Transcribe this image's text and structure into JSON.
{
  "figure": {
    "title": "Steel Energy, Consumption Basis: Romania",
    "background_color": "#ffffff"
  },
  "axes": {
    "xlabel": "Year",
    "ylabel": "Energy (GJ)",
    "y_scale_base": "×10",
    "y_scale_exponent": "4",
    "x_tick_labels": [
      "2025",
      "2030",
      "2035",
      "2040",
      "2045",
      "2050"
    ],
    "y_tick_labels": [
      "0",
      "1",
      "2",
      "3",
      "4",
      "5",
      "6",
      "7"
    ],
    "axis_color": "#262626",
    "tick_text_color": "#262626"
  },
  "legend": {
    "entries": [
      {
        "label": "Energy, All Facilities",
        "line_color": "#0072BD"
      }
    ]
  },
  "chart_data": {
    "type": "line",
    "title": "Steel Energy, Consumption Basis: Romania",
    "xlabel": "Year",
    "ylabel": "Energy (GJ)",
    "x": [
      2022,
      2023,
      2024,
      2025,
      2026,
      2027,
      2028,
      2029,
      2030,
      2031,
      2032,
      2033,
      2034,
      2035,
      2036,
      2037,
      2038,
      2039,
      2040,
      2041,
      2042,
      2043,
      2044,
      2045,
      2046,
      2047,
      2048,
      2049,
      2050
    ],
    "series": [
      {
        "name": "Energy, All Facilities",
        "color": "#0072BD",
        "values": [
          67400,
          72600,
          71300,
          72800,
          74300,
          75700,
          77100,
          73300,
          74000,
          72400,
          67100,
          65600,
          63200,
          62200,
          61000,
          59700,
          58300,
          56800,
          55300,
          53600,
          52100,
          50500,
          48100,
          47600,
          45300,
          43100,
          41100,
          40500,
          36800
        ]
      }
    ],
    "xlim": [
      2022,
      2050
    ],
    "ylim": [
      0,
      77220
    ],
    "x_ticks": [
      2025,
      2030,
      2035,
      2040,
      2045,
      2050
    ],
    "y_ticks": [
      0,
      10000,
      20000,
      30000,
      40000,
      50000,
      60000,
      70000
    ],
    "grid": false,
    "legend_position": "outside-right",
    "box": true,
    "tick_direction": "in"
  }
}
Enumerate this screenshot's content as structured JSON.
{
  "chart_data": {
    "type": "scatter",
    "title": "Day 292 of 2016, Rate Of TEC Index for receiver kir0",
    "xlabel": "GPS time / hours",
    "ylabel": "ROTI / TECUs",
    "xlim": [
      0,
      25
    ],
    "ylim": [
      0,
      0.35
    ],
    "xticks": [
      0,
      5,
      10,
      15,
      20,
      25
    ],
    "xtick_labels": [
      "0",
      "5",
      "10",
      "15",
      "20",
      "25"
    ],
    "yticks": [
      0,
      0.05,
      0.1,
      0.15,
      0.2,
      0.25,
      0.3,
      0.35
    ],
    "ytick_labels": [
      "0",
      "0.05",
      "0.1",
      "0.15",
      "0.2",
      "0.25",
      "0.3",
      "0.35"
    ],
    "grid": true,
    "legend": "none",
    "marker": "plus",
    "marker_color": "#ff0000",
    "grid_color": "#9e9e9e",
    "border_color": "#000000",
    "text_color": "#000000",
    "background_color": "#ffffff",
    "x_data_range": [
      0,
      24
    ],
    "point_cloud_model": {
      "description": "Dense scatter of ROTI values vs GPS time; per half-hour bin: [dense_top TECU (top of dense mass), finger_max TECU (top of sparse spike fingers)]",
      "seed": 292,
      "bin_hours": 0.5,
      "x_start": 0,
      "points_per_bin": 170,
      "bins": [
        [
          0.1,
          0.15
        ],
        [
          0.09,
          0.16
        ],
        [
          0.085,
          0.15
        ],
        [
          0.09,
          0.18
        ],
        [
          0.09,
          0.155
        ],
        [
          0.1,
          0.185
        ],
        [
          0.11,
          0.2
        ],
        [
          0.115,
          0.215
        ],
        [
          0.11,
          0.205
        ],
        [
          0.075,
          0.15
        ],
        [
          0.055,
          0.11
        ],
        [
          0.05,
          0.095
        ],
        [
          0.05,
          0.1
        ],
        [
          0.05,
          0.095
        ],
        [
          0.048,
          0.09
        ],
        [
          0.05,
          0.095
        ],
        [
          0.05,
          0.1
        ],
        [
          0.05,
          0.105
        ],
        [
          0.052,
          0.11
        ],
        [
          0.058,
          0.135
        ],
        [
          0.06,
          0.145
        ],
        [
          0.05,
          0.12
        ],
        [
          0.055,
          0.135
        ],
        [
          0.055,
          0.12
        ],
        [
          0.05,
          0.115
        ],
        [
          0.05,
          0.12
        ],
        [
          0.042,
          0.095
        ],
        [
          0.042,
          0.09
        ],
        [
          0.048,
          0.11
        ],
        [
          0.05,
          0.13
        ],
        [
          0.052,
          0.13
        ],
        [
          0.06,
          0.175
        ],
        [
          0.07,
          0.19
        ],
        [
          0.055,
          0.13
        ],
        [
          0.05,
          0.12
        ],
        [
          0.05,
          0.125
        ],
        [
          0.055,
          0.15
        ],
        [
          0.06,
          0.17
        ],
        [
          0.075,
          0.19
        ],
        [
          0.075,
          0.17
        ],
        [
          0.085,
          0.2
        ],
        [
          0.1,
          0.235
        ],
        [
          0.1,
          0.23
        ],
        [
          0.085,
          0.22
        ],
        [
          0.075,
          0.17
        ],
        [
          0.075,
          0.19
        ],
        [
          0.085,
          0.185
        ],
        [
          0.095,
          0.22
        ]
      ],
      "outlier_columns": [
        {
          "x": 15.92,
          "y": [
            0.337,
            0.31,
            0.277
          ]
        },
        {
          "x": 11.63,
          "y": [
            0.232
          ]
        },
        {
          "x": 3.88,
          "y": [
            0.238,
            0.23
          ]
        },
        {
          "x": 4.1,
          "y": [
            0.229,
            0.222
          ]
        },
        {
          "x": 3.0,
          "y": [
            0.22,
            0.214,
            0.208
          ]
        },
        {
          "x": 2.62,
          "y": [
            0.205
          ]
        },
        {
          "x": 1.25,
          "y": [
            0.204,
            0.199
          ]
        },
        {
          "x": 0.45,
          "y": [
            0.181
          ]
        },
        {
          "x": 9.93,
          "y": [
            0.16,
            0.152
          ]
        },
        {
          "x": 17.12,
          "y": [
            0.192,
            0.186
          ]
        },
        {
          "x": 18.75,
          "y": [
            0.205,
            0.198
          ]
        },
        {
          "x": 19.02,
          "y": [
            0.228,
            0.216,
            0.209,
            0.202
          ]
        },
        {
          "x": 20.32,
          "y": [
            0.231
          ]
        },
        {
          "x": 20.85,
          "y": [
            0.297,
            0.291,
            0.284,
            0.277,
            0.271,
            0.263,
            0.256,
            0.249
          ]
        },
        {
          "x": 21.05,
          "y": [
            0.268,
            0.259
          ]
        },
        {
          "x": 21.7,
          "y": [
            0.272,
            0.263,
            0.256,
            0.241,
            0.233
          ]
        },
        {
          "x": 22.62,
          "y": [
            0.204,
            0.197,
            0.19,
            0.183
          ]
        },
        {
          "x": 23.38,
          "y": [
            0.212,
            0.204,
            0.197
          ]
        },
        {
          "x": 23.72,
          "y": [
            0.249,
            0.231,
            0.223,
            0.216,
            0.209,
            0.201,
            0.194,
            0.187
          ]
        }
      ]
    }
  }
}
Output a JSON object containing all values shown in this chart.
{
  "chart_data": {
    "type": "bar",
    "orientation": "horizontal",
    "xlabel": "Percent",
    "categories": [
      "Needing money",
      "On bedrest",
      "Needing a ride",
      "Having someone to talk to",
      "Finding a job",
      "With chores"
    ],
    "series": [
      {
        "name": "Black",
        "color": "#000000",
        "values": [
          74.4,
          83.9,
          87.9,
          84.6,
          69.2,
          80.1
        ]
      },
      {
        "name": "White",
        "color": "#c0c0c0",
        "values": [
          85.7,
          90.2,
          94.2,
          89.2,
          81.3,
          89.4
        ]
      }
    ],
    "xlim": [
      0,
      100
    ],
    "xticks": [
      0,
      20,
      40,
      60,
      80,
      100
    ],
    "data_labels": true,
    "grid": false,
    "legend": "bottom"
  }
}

-.-.-

* _Task objective_
Quote the line that contains "Output a JSON" and each line after it through the end of the data, exactly, leaving out everything else.

* _Task response_
Output a JSON object containing all values shown in this chart.
{
  "chart_data": {
    "type": "bar",
    "orientation": "horizontal",
    "xlabel": "Percent",
    "categories": [
      "Needing money",
      "On bedrest",
      "Needing a ride",
      "Having someone to talk to",
      "Finding a job",
      "With chores"
    ],
    "series": [
      {
        "name": "Black",
        "color": "#000000",
        "values": [
          74.4,
          83.9,
          87.9,
          84.6,
          69.2,
          80.1
        ]
      },
      {
        "name": "White",
        "color": "#c0c0c0",
        "values": [
          85.7,
          90.2,
          94.2,
          89.2,
          81.3,
          89.4
        ]
      }
    ],
    "xlim": [
      0,
      100
    ],
    "xticks": [
      0,
      20,
      40,
      60,
      80,
      100
    ],
    "data_labels": true,
    "grid": false,
    "legend": "bottom"
  }
}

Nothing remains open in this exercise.